Search the data for the word "بأسماء". Reproduce every line where it is found.

• [Source material]
========================================================================
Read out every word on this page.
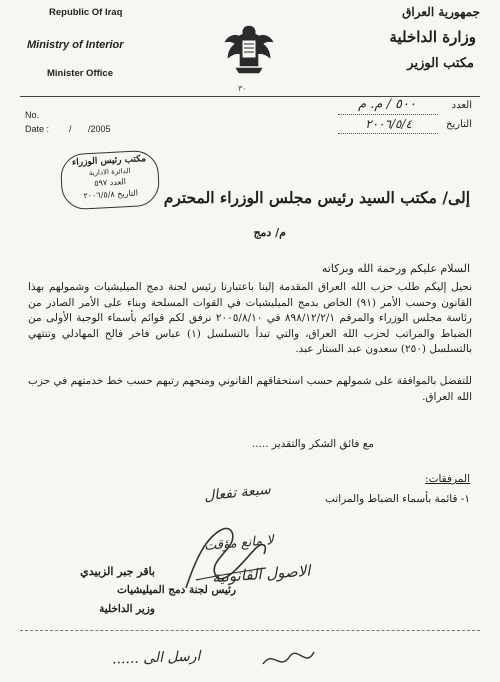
Republic Of Iraq
Ministry of Interior
Minister Office
No.
Date : / /2005
٣٠
جمهورية العراق
وزارة الداخلية
مكتب الوزير
العدد
٥٠٠ / م. م
التاريخ
٢٠٠٦/٥/٤
مكتب رئيس الوزراء
الدائرة الادارية
العدد ٥٩٧
التاريخ ٢٠٠٦/٥/٨	إلى/ مكتب السيد رئيس مجلس الوزراء المحترم
م/ دمج
السلام عليكم ورحمة الله وبركاته
نحيل إليكم طلب حزب الله العراق المقدمة إلينا باعتبارنا رئيس لجنة دمج الميليشيات وشمولهم بهذا القانون وحسب الأمر (٩١) الخاص بدمج الميليشيات في القوات المسلحة وبناء على الأمر الصادر من رئاسة مجلس الوزراء والمرقم ٨٩٨/١٢/٢/١ في ٢٠٠٥/٨/١٠ نرفق لكم قوائم بأسماء الوجبة الأولى من الضباط والمراتب لحزب الله العراق، والتي تبدأ بالتسلسل (١) عباس فاخر فالح المهادلي وتنتهي بالتسلسل (٢٥٠) سعدون عبد الستار عبد.
للتفضل بالموافقة على شمولهم حسب استحقاقهم القانوني ومنحهم رتبهم حسب خط خدمتهم في حزب الله العراق.
مع فائق الشكر والتقدير .....
المرفقات:
١- قائمة بأسماء الضباط والمراتب
سبعة تفعال
لا مانع مؤقت
الاصول القانونية
باقر جبر الزبيدي
رئيس لجنة دمج الميليشيات
وزير الداخلية
ارسل الى ......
========================================================================
• [The completed task]
نحيل إليكم طلب حزب الله العراق المقدمة إلينا باعتبارنا رئيس لجنة دمج الميليشيات وشمولهم بهذا القانون وحسب الأمر (٩١) الخاص بدمج الميليشيات في القوات المسلحة وبناء على الأمر الصادر من رئاسة مجلس الوزراء والمرقم ٨٩٨/١٢/٢/١ في ٢٠٠٥/٨/١٠ نرفق لكم قوائم بأسماء الوجبة الأولى من الضباط والمراتب لحزب الله العراق، والتي تبدأ بالتسلسل (١) عباس فاخر فالح المهادلي وتنتهي بالتسلسل (٢٥٠) سعدون عبد الستار عبد.
١- قائمة بأسماء الضباط والمراتب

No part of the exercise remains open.